--- Short task ---
Count each line in which the word "image" appears. Reply with the total and nothing more.

[Some records]
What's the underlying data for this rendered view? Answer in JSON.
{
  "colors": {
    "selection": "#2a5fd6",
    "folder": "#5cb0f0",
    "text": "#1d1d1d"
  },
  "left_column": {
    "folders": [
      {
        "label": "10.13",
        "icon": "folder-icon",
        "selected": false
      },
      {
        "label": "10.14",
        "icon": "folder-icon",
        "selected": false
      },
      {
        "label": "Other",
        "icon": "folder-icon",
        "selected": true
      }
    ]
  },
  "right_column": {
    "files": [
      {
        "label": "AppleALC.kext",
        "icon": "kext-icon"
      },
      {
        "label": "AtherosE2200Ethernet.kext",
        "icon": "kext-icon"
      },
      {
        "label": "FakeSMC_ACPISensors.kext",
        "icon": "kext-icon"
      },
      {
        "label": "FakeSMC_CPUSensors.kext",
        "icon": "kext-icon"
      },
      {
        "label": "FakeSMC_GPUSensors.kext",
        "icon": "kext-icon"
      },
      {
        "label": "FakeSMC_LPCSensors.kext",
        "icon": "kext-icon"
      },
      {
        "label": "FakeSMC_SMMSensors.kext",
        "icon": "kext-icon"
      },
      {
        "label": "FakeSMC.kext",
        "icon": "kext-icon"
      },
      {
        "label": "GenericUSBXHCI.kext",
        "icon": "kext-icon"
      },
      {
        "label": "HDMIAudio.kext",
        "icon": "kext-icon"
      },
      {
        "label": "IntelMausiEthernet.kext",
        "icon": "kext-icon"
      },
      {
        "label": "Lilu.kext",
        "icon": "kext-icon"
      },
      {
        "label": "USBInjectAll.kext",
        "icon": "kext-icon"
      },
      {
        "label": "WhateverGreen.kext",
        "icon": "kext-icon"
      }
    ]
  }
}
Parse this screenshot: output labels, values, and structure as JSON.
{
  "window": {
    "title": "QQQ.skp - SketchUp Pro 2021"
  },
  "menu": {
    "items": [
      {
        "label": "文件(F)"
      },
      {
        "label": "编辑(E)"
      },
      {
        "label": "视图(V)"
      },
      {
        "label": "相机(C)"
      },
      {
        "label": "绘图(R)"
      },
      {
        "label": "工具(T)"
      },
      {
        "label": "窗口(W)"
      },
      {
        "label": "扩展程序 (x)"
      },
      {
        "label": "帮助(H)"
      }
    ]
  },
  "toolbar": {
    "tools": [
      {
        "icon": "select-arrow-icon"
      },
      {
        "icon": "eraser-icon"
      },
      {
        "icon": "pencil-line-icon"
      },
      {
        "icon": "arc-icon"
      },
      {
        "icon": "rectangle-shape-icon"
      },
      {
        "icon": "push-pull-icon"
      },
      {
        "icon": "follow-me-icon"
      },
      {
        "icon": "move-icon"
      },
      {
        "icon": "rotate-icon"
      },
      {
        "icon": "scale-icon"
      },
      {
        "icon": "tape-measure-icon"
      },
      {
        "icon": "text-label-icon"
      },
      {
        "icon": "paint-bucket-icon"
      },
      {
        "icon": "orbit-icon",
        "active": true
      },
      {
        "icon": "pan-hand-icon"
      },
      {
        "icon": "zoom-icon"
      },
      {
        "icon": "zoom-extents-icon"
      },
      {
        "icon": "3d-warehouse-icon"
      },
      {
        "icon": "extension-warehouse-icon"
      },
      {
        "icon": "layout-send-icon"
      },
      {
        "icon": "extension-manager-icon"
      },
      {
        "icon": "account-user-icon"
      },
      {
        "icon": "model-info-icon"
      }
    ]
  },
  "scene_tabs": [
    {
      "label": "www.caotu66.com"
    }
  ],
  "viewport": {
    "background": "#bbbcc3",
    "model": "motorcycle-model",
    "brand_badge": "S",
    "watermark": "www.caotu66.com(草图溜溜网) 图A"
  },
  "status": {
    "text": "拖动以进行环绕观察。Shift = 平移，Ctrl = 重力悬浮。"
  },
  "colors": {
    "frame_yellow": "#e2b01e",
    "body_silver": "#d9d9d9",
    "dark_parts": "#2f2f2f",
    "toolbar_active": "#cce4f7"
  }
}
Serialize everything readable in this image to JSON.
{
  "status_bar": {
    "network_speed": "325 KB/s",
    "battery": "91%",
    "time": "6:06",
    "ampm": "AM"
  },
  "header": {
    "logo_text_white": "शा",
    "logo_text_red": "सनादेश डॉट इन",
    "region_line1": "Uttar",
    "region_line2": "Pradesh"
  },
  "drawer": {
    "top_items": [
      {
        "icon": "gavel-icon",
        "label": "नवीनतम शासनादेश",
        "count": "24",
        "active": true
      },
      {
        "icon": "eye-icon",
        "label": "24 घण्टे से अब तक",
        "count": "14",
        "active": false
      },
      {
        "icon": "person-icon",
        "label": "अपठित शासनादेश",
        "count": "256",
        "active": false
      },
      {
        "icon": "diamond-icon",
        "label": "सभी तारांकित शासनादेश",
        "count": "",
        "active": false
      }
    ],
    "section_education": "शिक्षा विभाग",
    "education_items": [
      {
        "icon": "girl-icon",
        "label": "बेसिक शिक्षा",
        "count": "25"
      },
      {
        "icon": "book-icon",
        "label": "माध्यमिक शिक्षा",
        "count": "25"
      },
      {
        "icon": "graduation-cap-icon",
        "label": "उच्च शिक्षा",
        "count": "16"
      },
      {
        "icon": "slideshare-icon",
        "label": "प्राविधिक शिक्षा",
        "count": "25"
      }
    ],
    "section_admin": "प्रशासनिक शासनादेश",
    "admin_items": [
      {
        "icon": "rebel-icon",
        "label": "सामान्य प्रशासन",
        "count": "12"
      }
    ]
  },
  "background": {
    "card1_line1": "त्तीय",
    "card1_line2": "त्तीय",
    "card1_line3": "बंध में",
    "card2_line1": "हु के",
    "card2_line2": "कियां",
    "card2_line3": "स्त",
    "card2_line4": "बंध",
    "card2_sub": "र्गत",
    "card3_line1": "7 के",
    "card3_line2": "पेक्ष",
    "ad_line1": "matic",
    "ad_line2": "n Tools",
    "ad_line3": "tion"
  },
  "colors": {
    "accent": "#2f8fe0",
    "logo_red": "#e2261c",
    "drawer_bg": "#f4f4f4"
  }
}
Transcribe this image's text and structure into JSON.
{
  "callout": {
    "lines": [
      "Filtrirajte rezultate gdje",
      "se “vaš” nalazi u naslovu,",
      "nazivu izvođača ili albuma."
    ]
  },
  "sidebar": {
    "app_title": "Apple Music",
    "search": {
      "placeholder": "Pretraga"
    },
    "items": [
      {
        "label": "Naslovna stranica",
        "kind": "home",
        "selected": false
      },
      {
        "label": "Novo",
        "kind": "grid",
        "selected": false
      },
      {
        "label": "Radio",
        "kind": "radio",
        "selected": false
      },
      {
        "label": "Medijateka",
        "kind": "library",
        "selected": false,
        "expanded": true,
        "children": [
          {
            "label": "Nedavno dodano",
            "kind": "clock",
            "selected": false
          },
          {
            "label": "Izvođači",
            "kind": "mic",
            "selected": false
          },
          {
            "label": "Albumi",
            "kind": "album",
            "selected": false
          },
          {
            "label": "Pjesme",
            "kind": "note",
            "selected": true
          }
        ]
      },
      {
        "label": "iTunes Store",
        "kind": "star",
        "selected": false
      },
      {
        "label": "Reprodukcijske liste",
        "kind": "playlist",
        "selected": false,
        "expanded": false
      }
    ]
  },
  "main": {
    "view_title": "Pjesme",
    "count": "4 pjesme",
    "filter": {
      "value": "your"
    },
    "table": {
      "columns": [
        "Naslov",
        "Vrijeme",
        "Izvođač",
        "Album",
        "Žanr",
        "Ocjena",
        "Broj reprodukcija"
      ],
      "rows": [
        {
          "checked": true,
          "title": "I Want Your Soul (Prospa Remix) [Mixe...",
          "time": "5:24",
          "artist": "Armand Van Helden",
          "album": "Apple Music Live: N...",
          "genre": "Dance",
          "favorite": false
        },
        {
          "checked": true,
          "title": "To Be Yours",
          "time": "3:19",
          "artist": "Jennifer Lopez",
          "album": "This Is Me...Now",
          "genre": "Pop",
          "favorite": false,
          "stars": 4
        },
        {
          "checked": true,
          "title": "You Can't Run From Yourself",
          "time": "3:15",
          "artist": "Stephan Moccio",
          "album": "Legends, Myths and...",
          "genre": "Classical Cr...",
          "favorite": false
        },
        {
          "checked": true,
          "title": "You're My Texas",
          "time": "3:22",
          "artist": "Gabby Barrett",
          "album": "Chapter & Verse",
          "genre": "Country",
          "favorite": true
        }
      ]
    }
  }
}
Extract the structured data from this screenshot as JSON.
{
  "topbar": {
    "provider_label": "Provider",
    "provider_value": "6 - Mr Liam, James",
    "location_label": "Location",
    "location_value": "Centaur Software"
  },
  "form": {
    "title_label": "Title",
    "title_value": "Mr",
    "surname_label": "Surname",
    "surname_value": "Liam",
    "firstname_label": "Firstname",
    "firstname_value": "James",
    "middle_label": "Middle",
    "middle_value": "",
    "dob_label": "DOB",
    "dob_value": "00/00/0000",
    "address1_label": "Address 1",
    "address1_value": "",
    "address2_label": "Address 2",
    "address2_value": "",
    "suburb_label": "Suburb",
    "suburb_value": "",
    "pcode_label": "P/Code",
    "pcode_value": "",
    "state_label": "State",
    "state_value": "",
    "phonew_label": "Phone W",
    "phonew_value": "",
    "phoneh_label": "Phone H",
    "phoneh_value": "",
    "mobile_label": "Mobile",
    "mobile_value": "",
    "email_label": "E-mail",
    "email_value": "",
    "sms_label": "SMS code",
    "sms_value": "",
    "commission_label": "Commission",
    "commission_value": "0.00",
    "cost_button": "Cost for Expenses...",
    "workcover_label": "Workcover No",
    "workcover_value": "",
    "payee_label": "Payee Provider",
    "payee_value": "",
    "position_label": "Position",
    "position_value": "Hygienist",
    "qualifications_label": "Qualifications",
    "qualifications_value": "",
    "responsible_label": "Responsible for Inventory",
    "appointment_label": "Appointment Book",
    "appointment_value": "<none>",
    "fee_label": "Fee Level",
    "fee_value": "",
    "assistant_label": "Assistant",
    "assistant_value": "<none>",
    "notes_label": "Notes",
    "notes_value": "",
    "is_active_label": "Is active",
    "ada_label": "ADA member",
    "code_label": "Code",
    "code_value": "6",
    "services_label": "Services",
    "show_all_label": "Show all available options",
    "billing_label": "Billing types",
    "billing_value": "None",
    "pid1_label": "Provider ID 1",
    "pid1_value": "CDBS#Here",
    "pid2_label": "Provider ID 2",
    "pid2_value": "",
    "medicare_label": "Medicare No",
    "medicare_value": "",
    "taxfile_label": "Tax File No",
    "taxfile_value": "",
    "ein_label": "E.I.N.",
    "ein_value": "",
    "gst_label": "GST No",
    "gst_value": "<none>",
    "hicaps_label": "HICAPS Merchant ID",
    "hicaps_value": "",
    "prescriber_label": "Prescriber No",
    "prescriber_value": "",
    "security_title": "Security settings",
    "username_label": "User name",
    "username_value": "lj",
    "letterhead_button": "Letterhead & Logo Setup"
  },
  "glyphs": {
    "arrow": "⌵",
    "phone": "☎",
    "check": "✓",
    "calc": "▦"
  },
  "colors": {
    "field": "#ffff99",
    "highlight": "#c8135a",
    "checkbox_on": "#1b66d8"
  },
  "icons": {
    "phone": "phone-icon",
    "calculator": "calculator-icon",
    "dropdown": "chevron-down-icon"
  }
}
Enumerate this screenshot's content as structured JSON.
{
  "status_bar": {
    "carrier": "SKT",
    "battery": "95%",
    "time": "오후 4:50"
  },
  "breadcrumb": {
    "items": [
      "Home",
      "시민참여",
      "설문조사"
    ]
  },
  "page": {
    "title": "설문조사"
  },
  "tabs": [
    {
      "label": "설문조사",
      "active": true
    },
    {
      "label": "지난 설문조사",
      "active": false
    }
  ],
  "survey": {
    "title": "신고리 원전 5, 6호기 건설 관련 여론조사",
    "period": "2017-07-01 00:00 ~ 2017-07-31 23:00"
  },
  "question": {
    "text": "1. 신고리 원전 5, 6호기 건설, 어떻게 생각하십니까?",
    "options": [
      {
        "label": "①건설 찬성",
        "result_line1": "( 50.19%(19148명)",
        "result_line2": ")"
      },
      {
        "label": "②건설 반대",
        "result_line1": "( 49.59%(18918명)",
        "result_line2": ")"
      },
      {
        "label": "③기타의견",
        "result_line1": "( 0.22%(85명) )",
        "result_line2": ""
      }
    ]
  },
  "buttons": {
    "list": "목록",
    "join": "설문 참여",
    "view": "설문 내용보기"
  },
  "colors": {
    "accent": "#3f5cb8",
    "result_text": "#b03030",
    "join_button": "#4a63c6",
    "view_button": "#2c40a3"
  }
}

--- Task result ---
2